### Stored records

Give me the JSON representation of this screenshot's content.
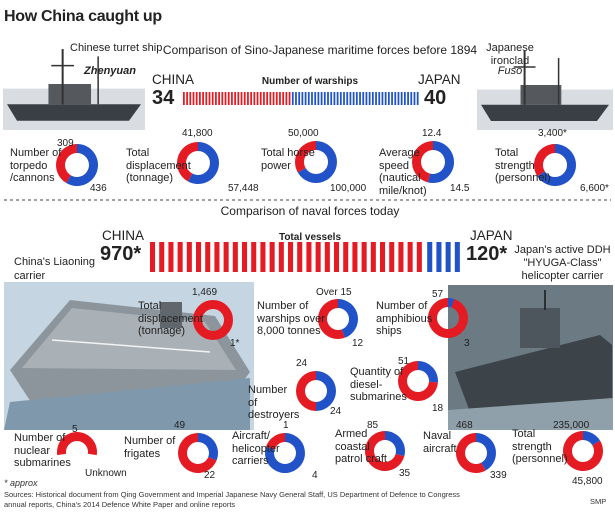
{
  "title": "How China caught up",
  "colors": {
    "china": "#e41b23",
    "japan": "#2152c8"
  },
  "section1": {
    "title": "Comparison of Sino-Japanese maritime forces before 1894",
    "china_label": "CHINA",
    "japan_label": "JAPAN",
    "bar_label": "Number of warships",
    "china_ship_caption": "Chinese turret ship",
    "china_ship_name": "Zhenyuan",
    "japan_ship_caption": "Japanese ironclad",
    "japan_ship_name": "Fusō"
  },
  "section2": {
    "title": "Comparison of naval forces today",
    "china_label": "CHINA",
    "japan_label": "JAPAN",
    "bar_label": "Total vessels",
    "china_ship_caption_1": "China's Liaoning",
    "china_ship_caption_2": "carrier",
    "japan_ship_caption_1": "Japan's active DDH",
    "japan_ship_caption_2": "\"HYUGA-Class\"",
    "japan_ship_caption_3": "helicopter carrier"
  },
  "footnote": "* approx",
  "source_1": "Sources: Historical document from Qing Government and Imperial Japanese Navy General Staff, US Department of Defence to Congress",
  "source_2": "annual reports, China's 2014 Defence White Paper and online reports",
  "credit": "SMP",
  "chart_data": [
    {
      "type": "bar",
      "title": "Number of warships",
      "categories": [
        "CHINA",
        "JAPAN"
      ],
      "values": [
        34,
        40
      ],
      "value_labels": [
        "34",
        "40"
      ]
    },
    {
      "type": "pie",
      "title": "Comparison of Sino-Japanese maritime forces before 1894",
      "items": [
        {
          "label": "Number of torpedo /cannons",
          "china": 309,
          "japan": 436,
          "china_label": "309",
          "japan_label": "436"
        },
        {
          "label": "Total displacement (tonnage)",
          "china": 41800,
          "japan": 57448,
          "china_label": "41,800",
          "japan_label": "57,448"
        },
        {
          "label": "Total horse power",
          "china": 50000,
          "japan": 100000,
          "china_label": "50,000",
          "japan_label": "100,000"
        },
        {
          "label": "Average speed (nautical mile/knot)",
          "china": 12.4,
          "japan": 14.5,
          "china_label": "12.4",
          "japan_label": "14.5"
        },
        {
          "label": "Total strength (personnel)",
          "china": 3400,
          "japan": 6600,
          "china_label": "3,400*",
          "japan_label": "6,600*"
        }
      ]
    },
    {
      "type": "bar",
      "title": "Total vessels",
      "categories": [
        "CHINA",
        "JAPAN"
      ],
      "values": [
        970,
        120
      ],
      "value_labels": [
        "970*",
        "120*"
      ]
    },
    {
      "type": "pie",
      "title": "Comparison of naval forces today",
      "items": [
        {
          "label": "Total displacement (tonnage)",
          "china": 1469,
          "japan": 1,
          "china_label": "1,469",
          "japan_label": "1*"
        },
        {
          "label": "Number of warships over 8,000 tonnes",
          "china": 15,
          "japan": 12,
          "china_label": "Over 15",
          "japan_label": "12"
        },
        {
          "label": "Number of amphibious ships",
          "china": 57,
          "japan": 3,
          "china_label": "57",
          "japan_label": "3"
        },
        {
          "label": "Number of destroyers",
          "china": 24,
          "japan": 24,
          "china_label": "24",
          "japan_label": "24"
        },
        {
          "label": "Quantity of diesel-submarines",
          "china": 51,
          "japan": 18,
          "china_label": "51",
          "japan_label": "18"
        },
        {
          "label": "Number of nuclear submarines",
          "china": 5,
          "japan": null,
          "china_label": "5",
          "japan_label": "Unknown"
        },
        {
          "label": "Number of frigates",
          "china": 49,
          "japan": 22,
          "china_label": "49",
          "japan_label": "22"
        },
        {
          "label": "Aircraft/ helicopter carriers",
          "china": 1,
          "japan": 4,
          "china_label": "1",
          "japan_label": "4"
        },
        {
          "label": "Armed coastal patrol craft",
          "china": 85,
          "japan": 35,
          "china_label": "85",
          "japan_label": "35"
        },
        {
          "label": "Naval aircraft",
          "china": 468,
          "japan": 339,
          "china_label": "468",
          "japan_label": "339"
        },
        {
          "label": "Total strength (personnel)",
          "china": 235000,
          "japan": 45800,
          "china_label": "235,000",
          "japan_label": "45,800"
        }
      ]
    }
  ]
}
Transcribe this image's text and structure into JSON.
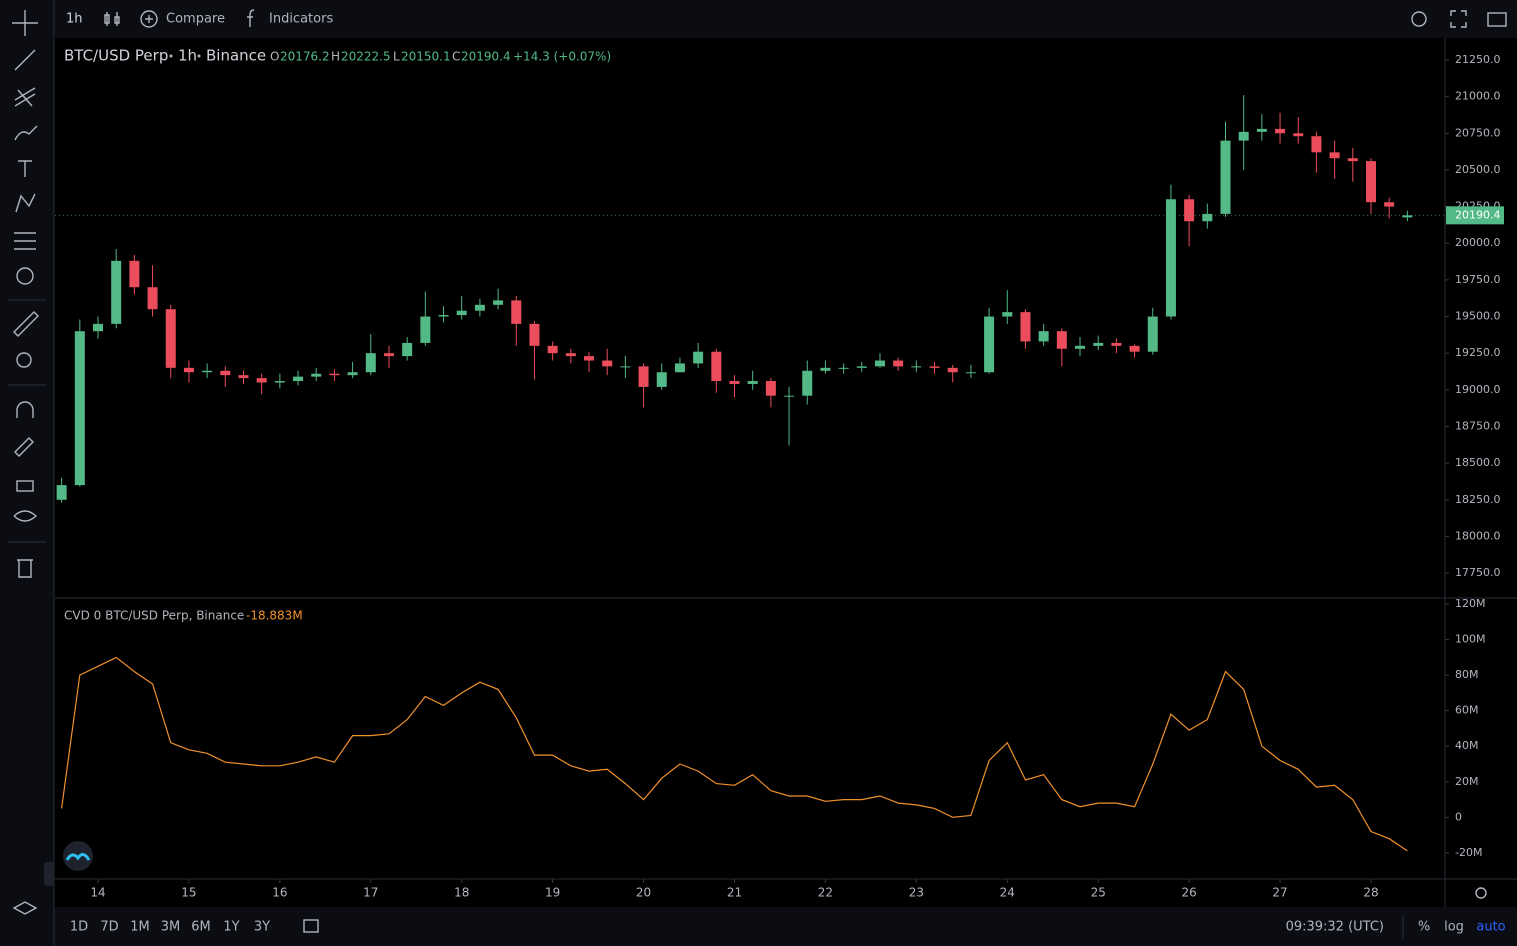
{
  "topbar": {
    "interval": "1h",
    "compare": "Compare",
    "indicators": "Indicators"
  },
  "legend": {
    "symbol": "BTC/USD Perp",
    "interval": "1h",
    "exchange": "Binance",
    "o": "O",
    "h": "H",
    "l": "L",
    "c": "C",
    "change": "+14.3 (+0.07%)"
  },
  "cvd_legend": {
    "name": "CVD 0 BTC/USD Perp, Binance",
    "value": "-18.883M"
  },
  "bottombar": {
    "ranges": [
      "1D",
      "7D",
      "1M",
      "3M",
      "6M",
      "1Y",
      "3Y"
    ],
    "clock": "09:39:32 (UTC)",
    "percent": "%",
    "log": "log",
    "auto": "auto"
  },
  "chart_data": [
    {
      "type": "candlestick",
      "up_color": "#53b987",
      "down_color": "#eb4d5c",
      "grid": false,
      "log": false,
      "xlim": [
        13.527,
        28.814
      ],
      "ylim": [
        17580,
        21400
      ],
      "yticks": [
        {
          "value": 17750,
          "label": "17750.0"
        },
        {
          "value": 18000,
          "label": "18000.0"
        },
        {
          "value": 18250,
          "label": "18250.0"
        },
        {
          "value": 18500,
          "label": "18500.0"
        },
        {
          "value": 18750,
          "label": "18750.0"
        },
        {
          "value": 19000,
          "label": "19000.0"
        },
        {
          "value": 19250,
          "label": "19250.0"
        },
        {
          "value": 19500,
          "label": "19500.0"
        },
        {
          "value": 19750,
          "label": "19750.0"
        },
        {
          "value": 20000,
          "label": "20000.0"
        },
        {
          "value": 20250,
          "label": "20250.0"
        },
        {
          "value": 20500,
          "label": "20500.0"
        },
        {
          "value": 20750,
          "label": "20750.0"
        },
        {
          "value": 21000,
          "label": "21000.0"
        },
        {
          "value": 21250,
          "label": "21250.0"
        }
      ],
      "x": [
        13.6,
        13.8,
        14.0,
        14.2,
        14.4,
        14.6,
        14.8,
        15.0,
        15.2,
        15.4,
        15.6,
        15.8,
        16.0,
        16.2,
        16.4,
        16.6,
        16.8,
        17.0,
        17.2,
        17.4,
        17.6,
        17.8,
        18.0,
        18.2,
        18.4,
        18.6,
        18.8,
        19.0,
        19.2,
        19.4,
        19.6,
        19.8,
        20.0,
        20.2,
        20.4,
        20.6,
        20.8,
        21.0,
        21.2,
        21.4,
        21.6,
        21.8,
        22.0,
        22.2,
        22.4,
        22.6,
        22.8,
        23.0,
        23.2,
        23.4,
        23.6,
        23.8,
        24.0,
        24.2,
        24.4,
        24.6,
        24.8,
        25.0,
        25.2,
        25.4,
        25.6,
        25.8,
        26.0,
        26.2,
        26.4,
        26.6,
        26.8,
        27.0,
        27.2,
        27.4,
        27.6,
        27.8,
        28.0,
        28.2,
        28.4
      ],
      "open": [
        18250,
        18350,
        19400,
        19450,
        19880,
        19700,
        19550,
        19150,
        19120,
        19130,
        19100,
        19080,
        19050,
        19060,
        19090,
        19110,
        19100,
        19120,
        19250,
        19230,
        19320,
        19500,
        19510,
        19540,
        19580,
        19610,
        19450,
        19300,
        19250,
        19230,
        19200,
        19160,
        19160,
        19020,
        19120,
        19180,
        19260,
        19060,
        19040,
        19060,
        18960,
        18960,
        19130,
        19150,
        19150,
        19160,
        19200,
        19160,
        19160,
        19150,
        19120,
        19120,
        19500,
        19530,
        19330,
        19400,
        19280,
        19300,
        19320,
        19300,
        19260,
        19500,
        20300,
        20150,
        20200,
        20700,
        20760,
        20780,
        20750,
        20730,
        20620,
        20580,
        20560,
        20280,
        20176.2
      ],
      "high": [
        18400,
        19480,
        19500,
        19960,
        19920,
        19850,
        19580,
        19200,
        19180,
        19160,
        19130,
        19110,
        19110,
        19130,
        19150,
        19140,
        19190,
        19380,
        19300,
        19360,
        19670,
        19570,
        19640,
        19620,
        19690,
        19640,
        19470,
        19330,
        19280,
        19260,
        19280,
        19230,
        19180,
        19180,
        19220,
        19320,
        19280,
        19100,
        19130,
        19080,
        19020,
        19200,
        19200,
        19180,
        19190,
        19250,
        19220,
        19200,
        19190,
        19170,
        19170,
        19560,
        19680,
        19550,
        19450,
        19420,
        19360,
        19370,
        19350,
        19310,
        19560,
        20400,
        20330,
        20270,
        20830,
        21010,
        20880,
        20890,
        20860,
        20760,
        20700,
        20650,
        20580,
        20310,
        20222.5
      ],
      "low": [
        18230,
        18340,
        19350,
        19420,
        19650,
        19500,
        19080,
        19050,
        19080,
        19020,
        19040,
        18970,
        19010,
        19030,
        19060,
        19060,
        19080,
        19100,
        19150,
        19200,
        19300,
        19460,
        19480,
        19500,
        19550,
        19300,
        19070,
        19200,
        19180,
        19120,
        19100,
        19080,
        18880,
        19000,
        19120,
        19150,
        18980,
        18950,
        19000,
        18880,
        18620,
        18900,
        19110,
        19110,
        19120,
        19150,
        19130,
        19120,
        19110,
        19050,
        19080,
        19110,
        19450,
        19280,
        19300,
        19160,
        19230,
        19270,
        19250,
        19220,
        19240,
        19480,
        19980,
        20100,
        20180,
        20500,
        20700,
        20680,
        20680,
        20480,
        20440,
        20420,
        20200,
        20170,
        20150.1
      ],
      "close": [
        18350,
        19400,
        19450,
        19880,
        19700,
        19550,
        19150,
        19120,
        19130,
        19100,
        19080,
        19050,
        19060,
        19090,
        19110,
        19100,
        19120,
        19250,
        19230,
        19320,
        19500,
        19510,
        19540,
        19580,
        19610,
        19450,
        19300,
        19250,
        19230,
        19200,
        19160,
        19160,
        19020,
        19120,
        19180,
        19260,
        19060,
        19040,
        19060,
        18960,
        18960,
        19130,
        19150,
        19150,
        19160,
        19200,
        19160,
        19160,
        19150,
        19120,
        19120,
        19500,
        19530,
        19330,
        19400,
        19280,
        19300,
        19320,
        19300,
        19260,
        19500,
        20300,
        20150,
        20200,
        20700,
        20760,
        20780,
        20750,
        20730,
        20620,
        20580,
        20560,
        20280,
        20250,
        20190.4
      ]
    },
    {
      "type": "line",
      "color": "#f0912e",
      "grid": false,
      "xlim": [
        13.527,
        28.814
      ],
      "ylim": [
        -34.7,
        123.4
      ],
      "xticks": [
        14,
        15,
        16,
        17,
        18,
        19,
        20,
        21,
        22,
        23,
        24,
        25,
        26,
        27,
        28
      ],
      "yticks": [
        {
          "value": -20,
          "label": "-20M"
        },
        0,
        {
          "value": 20,
          "label": "20M"
        },
        {
          "value": 40,
          "label": "40M"
        },
        {
          "value": 60,
          "label": "60M"
        },
        {
          "value": 80,
          "label": "80M"
        },
        {
          "value": 100,
          "label": "100M"
        },
        {
          "value": 120,
          "label": "120M"
        }
      ],
      "x": [
        13.6,
        13.8,
        14.0,
        14.2,
        14.4,
        14.6,
        14.8,
        15.0,
        15.2,
        15.4,
        15.6,
        15.8,
        16.0,
        16.2,
        16.4,
        16.6,
        16.8,
        17.0,
        17.2,
        17.4,
        17.6,
        17.8,
        18.0,
        18.2,
        18.4,
        18.6,
        18.8,
        19.0,
        19.2,
        19.4,
        19.6,
        19.8,
        20.0,
        20.2,
        20.4,
        20.6,
        20.8,
        21.0,
        21.2,
        21.4,
        21.6,
        21.8,
        22.0,
        22.2,
        22.4,
        22.6,
        22.8,
        23.0,
        23.2,
        23.4,
        23.6,
        23.8,
        24.0,
        24.2,
        24.4,
        24.6,
        24.8,
        25.0,
        25.2,
        25.4,
        25.6,
        25.8,
        26.0,
        26.2,
        26.4,
        26.6,
        26.8,
        27.0,
        27.2,
        27.4,
        27.6,
        27.8,
        28.0,
        28.2,
        28.4
      ],
      "values": [
        5,
        80,
        85,
        90,
        82,
        75,
        42,
        38,
        36,
        31,
        30,
        29,
        29,
        31,
        34,
        31,
        46,
        46,
        47,
        55,
        68,
        63,
        70,
        76,
        72,
        56,
        35,
        35,
        29,
        26,
        27,
        19,
        10,
        22,
        30,
        26,
        19,
        18,
        24,
        15,
        12,
        12,
        9,
        10,
        10,
        12,
        8,
        7,
        5,
        0,
        1,
        32,
        42,
        21,
        24,
        10,
        6,
        8,
        8,
        6,
        30,
        58,
        49,
        55,
        82,
        72,
        40,
        32,
        27,
        17,
        18,
        10,
        -8,
        -12,
        -18.883
      ]
    }
  ]
}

### Your task
Say, as a single number and nothing more, how many lines of the entries contain the word "helicopter".

### Written solution
2